REQUIREMENT »
Take each line that has the word "только" and return it.
***
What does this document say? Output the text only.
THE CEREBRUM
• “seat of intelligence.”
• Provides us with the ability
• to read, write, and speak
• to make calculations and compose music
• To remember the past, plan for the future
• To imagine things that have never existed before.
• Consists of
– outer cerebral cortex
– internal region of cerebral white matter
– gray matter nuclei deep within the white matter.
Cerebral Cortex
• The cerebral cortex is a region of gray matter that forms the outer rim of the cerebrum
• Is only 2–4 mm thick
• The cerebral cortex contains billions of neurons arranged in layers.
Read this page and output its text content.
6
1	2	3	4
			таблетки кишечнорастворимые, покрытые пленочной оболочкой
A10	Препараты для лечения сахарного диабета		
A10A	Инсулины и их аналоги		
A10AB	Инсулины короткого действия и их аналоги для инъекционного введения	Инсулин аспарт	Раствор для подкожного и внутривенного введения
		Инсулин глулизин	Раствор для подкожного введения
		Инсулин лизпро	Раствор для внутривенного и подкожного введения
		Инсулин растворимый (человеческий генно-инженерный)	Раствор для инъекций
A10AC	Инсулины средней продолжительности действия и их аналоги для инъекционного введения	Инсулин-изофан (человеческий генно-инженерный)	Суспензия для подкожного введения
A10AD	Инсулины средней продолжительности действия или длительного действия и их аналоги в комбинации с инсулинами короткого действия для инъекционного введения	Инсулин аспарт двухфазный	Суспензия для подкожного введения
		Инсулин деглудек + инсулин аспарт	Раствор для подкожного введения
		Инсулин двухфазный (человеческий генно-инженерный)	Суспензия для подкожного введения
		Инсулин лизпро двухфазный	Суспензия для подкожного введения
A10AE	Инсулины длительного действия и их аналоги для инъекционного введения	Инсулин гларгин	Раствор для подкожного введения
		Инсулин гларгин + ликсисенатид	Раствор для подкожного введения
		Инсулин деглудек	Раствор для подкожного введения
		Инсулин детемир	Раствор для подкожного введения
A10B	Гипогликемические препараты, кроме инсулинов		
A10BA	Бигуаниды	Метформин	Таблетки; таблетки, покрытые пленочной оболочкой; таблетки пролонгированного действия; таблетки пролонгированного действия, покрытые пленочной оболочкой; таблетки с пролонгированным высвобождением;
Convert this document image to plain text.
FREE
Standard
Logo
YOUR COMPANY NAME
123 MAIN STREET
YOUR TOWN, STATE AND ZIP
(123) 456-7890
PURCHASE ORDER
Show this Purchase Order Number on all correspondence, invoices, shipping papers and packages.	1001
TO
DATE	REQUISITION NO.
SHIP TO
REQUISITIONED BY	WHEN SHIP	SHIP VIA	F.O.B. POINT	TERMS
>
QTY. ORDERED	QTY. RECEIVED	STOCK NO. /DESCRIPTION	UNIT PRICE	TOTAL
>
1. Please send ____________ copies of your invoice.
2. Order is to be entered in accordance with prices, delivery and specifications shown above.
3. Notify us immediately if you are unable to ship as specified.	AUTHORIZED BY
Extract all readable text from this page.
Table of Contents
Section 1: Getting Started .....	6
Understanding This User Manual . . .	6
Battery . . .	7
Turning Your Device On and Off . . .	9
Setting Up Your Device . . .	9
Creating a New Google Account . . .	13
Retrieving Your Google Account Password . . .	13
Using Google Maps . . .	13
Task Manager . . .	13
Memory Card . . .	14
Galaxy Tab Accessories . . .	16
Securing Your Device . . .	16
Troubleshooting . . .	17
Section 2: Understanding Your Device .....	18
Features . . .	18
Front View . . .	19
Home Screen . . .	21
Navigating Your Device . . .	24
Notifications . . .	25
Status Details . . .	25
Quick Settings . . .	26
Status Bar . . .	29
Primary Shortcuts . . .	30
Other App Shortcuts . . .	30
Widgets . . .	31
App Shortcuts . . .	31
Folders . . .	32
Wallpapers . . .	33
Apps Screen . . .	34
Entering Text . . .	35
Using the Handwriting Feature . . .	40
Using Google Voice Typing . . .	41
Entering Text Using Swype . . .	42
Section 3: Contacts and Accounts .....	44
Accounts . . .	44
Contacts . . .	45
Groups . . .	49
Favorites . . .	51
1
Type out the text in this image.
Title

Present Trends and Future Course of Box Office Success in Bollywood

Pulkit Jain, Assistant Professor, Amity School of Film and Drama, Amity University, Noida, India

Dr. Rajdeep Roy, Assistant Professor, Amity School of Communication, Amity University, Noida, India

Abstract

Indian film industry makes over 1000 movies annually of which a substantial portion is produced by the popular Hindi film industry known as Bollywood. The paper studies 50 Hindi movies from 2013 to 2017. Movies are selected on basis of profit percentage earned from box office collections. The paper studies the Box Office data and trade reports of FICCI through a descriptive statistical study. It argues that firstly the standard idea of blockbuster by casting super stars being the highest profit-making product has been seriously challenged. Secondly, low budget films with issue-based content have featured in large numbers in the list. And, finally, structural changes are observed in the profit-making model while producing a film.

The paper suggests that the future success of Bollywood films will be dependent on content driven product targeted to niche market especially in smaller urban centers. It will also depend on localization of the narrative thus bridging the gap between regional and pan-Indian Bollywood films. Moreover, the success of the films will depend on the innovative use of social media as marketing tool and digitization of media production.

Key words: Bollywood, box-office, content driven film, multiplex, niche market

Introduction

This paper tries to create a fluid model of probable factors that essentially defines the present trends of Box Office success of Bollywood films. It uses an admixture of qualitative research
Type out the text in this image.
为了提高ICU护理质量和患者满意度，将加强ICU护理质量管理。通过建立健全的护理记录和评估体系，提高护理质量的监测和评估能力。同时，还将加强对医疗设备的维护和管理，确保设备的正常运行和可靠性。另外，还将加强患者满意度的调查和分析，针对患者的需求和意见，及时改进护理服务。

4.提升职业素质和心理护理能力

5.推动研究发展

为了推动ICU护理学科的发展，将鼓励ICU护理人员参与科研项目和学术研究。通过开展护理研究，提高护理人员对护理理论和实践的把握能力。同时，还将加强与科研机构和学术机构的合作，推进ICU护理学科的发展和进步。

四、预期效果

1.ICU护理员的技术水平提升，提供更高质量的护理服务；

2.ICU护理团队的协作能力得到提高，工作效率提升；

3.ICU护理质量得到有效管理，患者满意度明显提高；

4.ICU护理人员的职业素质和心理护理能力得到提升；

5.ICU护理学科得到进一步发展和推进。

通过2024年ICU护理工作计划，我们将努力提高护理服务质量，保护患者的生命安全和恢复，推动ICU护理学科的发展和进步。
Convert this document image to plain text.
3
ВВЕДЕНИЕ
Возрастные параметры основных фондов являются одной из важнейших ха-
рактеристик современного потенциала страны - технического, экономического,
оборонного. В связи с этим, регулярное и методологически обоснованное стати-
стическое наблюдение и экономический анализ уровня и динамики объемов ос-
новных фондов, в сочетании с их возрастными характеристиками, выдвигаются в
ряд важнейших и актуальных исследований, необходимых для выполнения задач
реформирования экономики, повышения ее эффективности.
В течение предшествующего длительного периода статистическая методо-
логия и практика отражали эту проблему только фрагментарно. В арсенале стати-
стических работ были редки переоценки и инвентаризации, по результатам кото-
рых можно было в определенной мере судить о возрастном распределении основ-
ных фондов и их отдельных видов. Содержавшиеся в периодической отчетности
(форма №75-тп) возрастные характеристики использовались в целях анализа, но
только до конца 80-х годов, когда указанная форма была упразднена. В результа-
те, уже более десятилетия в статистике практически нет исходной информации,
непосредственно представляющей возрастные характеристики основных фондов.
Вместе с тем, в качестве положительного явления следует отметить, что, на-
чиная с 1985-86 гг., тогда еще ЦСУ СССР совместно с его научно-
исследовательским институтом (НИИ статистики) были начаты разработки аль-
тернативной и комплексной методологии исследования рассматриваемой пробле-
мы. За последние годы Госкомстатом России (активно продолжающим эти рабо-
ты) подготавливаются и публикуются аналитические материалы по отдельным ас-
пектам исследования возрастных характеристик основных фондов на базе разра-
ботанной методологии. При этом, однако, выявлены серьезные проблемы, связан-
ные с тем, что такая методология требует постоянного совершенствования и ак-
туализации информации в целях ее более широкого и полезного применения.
***
FINAL RESULT »
логия и практика отражали эту проблему только фрагментарно. В арсенале стати-
только до конца 80-х годов, когда указанная форма была упразднена. В результа-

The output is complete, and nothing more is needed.